-- start of Records supplied --
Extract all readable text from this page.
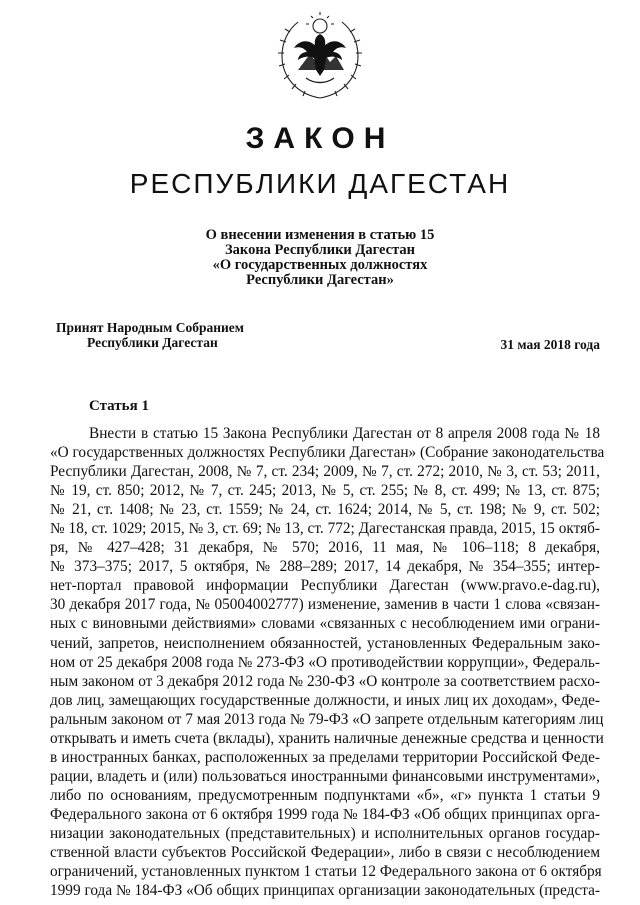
ЗАКОН
РЕСПУБЛИКИ ДАГЕСТАН
О внесении изменения в статью 15
Закона Республики Дагестан
«О государственных должностях
Республики Дагестан»
Принят Народным Собранием
Республики Дагестан	31 мая 2018 года
Статья 1
Внести в статью 15 Закона Республики Дагестан от 8 апреля 2008 года № 18
«О государственных должностях Республики Дагестан» (Собрание законодательства
Республики Дагестан, 2008, № 7, ст. 234; 2009, № 7, ст. 272; 2010, № 3, ст. 53; 2011,
№ 19, ст. 850; 2012, № 7, ст. 245; 2013, № 5, ст. 255; № 8, ст. 499; № 13, ст. 875;
№ 21, ст. 1408; № 23, ст. 1559; № 24, ст. 1624; 2014, № 5, ст. 198; № 9, ст. 502;
№ 18, ст. 1029; 2015, № 3, ст. 69; № 13, ст. 772; Дагестанская правда, 2015, 15 октяб-
ря, № 427–428; 31 декабря, № 570; 2016, 11 мая, № 106–118; 8 декабря,
№ 373–375; 2017, 5 октября, № 288–289; 2017, 14 декабря, № 354–355; интер-
нет-портал правовой информации Республики Дагестан (www.pravo.e-dag.ru),
30 декабря 2017 года, № 05004002777) изменение, заменив в части 1 слова «связан-
ных с виновными действиями» словами «связанных с несоблюдением ими ограни-
чений, запретов, неисполнением обязанностей, установленных Федеральным зако-
ном от 25 декабря 2008 года № 273-ФЗ «О противодействии коррупции», Федераль-
ным законом от 3 декабря 2012 года № 230-ФЗ «О контроле за соответствием расхо-
дов лиц, замещающих государственные должности, и иных лиц их доходам», Феде-
ральным законом от 7 мая 2013 года № 79-ФЗ «О запрете отдельным категориям лиц
открывать и иметь счета (вклады), хранить наличные денежные средства и ценности
в иностранных банках, расположенных за пределами территории Российской Феде-
рации, владеть и (или) пользоваться иностранными финансовыми инструментами»,
либо по основаниям, предусмотренным подпунктами «б», «г» пункта 1 статьи 9
Федерального закона от 6 октября 1999 года № 184-ФЗ «Об общих принципах орга-
низации законодательных (представительных) и исполнительных органов государ-
ственной власти субъектов Российской Федерации», либо в связи с несоблюдением
ограничений, установленных пунктом 1 статьи 12 Федерального закона от 6 октября
1999 года № 184-ФЗ «Об общих принципах организации законодательных (предста-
-- end of Records supplied --
Of all the lines in the material above, how many contain the word "октября"? Give only the count.

Finished exercise
3